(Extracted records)

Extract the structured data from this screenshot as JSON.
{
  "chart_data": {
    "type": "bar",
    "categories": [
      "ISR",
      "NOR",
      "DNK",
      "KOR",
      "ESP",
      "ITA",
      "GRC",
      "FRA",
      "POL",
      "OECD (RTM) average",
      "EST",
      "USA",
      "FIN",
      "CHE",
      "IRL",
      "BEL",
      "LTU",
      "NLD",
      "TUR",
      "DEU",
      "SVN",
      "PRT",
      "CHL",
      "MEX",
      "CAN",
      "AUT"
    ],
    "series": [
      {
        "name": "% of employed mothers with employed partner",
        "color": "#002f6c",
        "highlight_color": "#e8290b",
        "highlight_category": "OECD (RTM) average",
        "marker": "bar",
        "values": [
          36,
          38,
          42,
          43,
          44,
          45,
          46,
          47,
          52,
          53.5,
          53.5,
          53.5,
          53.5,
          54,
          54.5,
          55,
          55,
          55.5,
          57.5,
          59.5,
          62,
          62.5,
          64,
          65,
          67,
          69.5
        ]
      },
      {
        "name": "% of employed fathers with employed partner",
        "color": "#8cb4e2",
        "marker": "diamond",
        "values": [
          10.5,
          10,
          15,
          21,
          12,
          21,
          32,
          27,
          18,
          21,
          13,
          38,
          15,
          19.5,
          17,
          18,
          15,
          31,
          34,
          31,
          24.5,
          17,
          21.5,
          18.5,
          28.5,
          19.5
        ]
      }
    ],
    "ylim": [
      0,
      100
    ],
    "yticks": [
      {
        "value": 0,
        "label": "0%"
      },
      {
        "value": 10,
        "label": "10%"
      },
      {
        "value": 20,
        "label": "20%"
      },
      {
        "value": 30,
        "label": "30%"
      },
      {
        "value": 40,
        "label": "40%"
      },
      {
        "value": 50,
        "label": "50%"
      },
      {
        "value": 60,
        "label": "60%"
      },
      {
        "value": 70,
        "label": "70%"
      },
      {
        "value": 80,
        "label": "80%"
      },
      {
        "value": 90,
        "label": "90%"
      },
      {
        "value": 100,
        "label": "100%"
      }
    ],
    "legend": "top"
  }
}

**Given instruction:** Reproduce every entry shown above, precisely as it stands.

**Exercise result:**
Extract the structured data from this screenshot as JSON.
{
  "chart_data": {
    "type": "bar",
    "categories": [
      "ISR",
      "NOR",
      "DNK",
      "KOR",
      "ESP",
      "ITA",
      "GRC",
      "FRA",
      "POL",
      "OECD (RTM) average",
      "EST",
      "USA",
      "FIN",
      "CHE",
      "IRL",
      "BEL",
      "LTU",
      "NLD",
      "TUR",
      "DEU",
      "SVN",
      "PRT",
      "CHL",
      "MEX",
      "CAN",
      "AUT"
    ],
    "series": [
      {
        "name": "% of employed mothers with employed partner",
        "color": "#002f6c",
        "highlight_color": "#e8290b",
        "highlight_category": "OECD (RTM) average",
        "marker": "bar",
        "values": [
          36,
          38,
          42,
          43,
          44,
          45,
          46,
          47,
          52,
          53.5,
          53.5,
          53.5,
          53.5,
          54,
          54.5,
          55,
          55,
          55.5,
          57.5,
          59.5,
          62,
          62.5,
          64,
          65,
          67,
          69.5
        ]
      },
      {
        "name": "% of employed fathers with employed partner",
        "color": "#8cb4e2",
        "marker": "diamond",
        "values": [
          10.5,
          10,
          15,
          21,
          12,
          21,
          32,
          27,
          18,
          21,
          13,
          38,
          15,
          19.5,
          17,
          18,
          15,
          31,
          34,
          31,
          24.5,
          17,
          21.5,
          18.5,
          28.5,
          19.5
        ]
      }
    ],
    "ylim": [
      0,
      100
    ],
    "yticks": [
      {
        "value": 0,
        "label": "0%"
      },
      {
        "value": 10,
        "label": "10%"
      },
      {
        "value": 20,
        "label": "20%"
      },
      {
        "value": 30,
        "label": "30%"
      },
      {
        "value": 40,
        "label": "40%"
      },
      {
        "value": 50,
        "label": "50%"
      },
      {
        "value": 60,
        "label": "60%"
      },
      {
        "value": 70,
        "label": "70%"
      },
      {
        "value": 80,
        "label": "80%"
      },
      {
        "value": 90,
        "label": "90%"
      },
      {
        "value": 100,
        "label": "100%"
      }
    ],
    "legend": "top"
  }
}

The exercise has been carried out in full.